>> Start GIVEN ENTRIES

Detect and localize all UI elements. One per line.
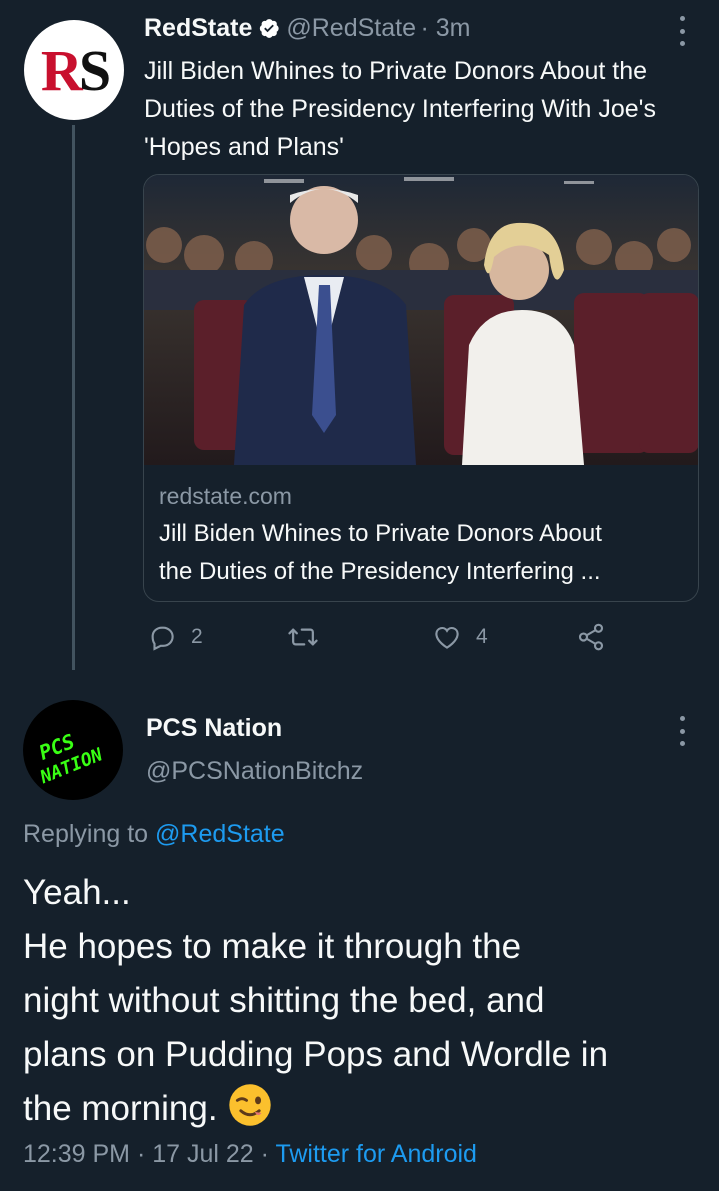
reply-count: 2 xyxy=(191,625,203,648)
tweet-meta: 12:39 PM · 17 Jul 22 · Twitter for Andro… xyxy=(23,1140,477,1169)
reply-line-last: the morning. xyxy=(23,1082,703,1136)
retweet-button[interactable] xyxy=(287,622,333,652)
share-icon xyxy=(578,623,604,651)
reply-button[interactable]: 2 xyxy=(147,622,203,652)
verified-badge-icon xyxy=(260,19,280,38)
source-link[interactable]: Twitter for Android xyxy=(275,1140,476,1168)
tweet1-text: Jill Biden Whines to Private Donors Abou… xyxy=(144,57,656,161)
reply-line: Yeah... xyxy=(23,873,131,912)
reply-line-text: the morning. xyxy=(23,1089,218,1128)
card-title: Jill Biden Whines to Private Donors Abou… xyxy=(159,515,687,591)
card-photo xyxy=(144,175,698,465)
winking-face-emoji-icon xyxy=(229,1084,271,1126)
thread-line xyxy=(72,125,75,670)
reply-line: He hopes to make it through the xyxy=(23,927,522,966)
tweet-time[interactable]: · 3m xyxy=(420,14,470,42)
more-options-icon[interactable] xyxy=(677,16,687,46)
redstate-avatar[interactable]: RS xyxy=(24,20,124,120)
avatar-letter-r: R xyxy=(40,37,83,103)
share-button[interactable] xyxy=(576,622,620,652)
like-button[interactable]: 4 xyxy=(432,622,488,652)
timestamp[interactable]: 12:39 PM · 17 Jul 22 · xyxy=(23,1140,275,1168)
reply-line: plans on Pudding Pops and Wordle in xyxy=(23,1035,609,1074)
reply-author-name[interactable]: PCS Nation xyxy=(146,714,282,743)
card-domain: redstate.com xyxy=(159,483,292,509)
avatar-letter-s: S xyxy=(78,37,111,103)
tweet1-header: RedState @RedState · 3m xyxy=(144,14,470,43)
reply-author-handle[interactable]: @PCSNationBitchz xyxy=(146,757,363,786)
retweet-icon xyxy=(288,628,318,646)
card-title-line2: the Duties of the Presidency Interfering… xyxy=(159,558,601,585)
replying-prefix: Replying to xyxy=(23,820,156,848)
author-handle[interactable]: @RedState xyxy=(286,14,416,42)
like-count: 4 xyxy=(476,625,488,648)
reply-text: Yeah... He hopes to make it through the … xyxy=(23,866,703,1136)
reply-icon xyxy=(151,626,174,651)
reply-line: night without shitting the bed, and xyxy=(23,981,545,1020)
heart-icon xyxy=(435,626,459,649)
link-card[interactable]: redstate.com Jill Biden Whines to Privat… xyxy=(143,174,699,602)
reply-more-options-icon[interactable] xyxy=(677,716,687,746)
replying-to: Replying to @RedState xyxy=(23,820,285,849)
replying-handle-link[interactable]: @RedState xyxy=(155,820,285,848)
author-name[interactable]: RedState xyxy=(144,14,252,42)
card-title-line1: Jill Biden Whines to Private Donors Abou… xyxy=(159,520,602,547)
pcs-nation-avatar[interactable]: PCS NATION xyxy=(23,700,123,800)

>> End GIVEN ENTRIES

Please copy the entries from the line containing "reply-count: 2 xyxy=(191,625,203,648)" through the line containing "avatar-letter-s: S xyxy=(78,37,111,103)", inclusive, leaving every line unchanged.

reply-count: 2 xyxy=(191,625,203,648)
tweet-meta: 12:39 PM · 17 Jul 22 · Twitter for Andro… xyxy=(23,1140,477,1169)
reply-line-last: the morning. xyxy=(23,1082,703,1136)
retweet-button[interactable] xyxy=(287,622,333,652)
share-icon xyxy=(578,623,604,651)
reply-button[interactable]: 2 xyxy=(147,622,203,652)
verified-badge-icon xyxy=(260,19,280,38)
source-link[interactable]: Twitter for Android xyxy=(275,1140,476,1168)
tweet1-text: Jill Biden Whines to Private Donors Abou… xyxy=(144,57,656,161)
reply-line: Yeah... xyxy=(23,873,131,912)
reply-line-text: the morning. xyxy=(23,1089,218,1128)
card-title: Jill Biden Whines to Private Donors Abou… xyxy=(159,515,687,591)
card-photo xyxy=(144,175,698,465)
winking-face-emoji-icon xyxy=(229,1084,271,1126)
thread-line xyxy=(72,125,75,670)
reply-line: He hopes to make it through the xyxy=(23,927,522,966)
tweet-time[interactable]: · 3m xyxy=(420,14,470,42)
more-options-icon[interactable] xyxy=(677,16,687,46)
redstate-avatar[interactable]: RS xyxy=(24,20,124,120)
avatar-letter-r: R xyxy=(40,37,83,103)
share-button[interactable] xyxy=(576,622,620,652)
like-button[interactable]: 4 xyxy=(432,622,488,652)
timestamp[interactable]: 12:39 PM · 17 Jul 22 · xyxy=(23,1140,275,1168)
reply-line: plans on Pudding Pops and Wordle in xyxy=(23,1035,609,1074)
reply-author-name[interactable]: PCS Nation xyxy=(146,714,282,743)
card-domain: redstate.com xyxy=(159,483,292,509)
avatar-letter-s: S xyxy=(78,37,111,103)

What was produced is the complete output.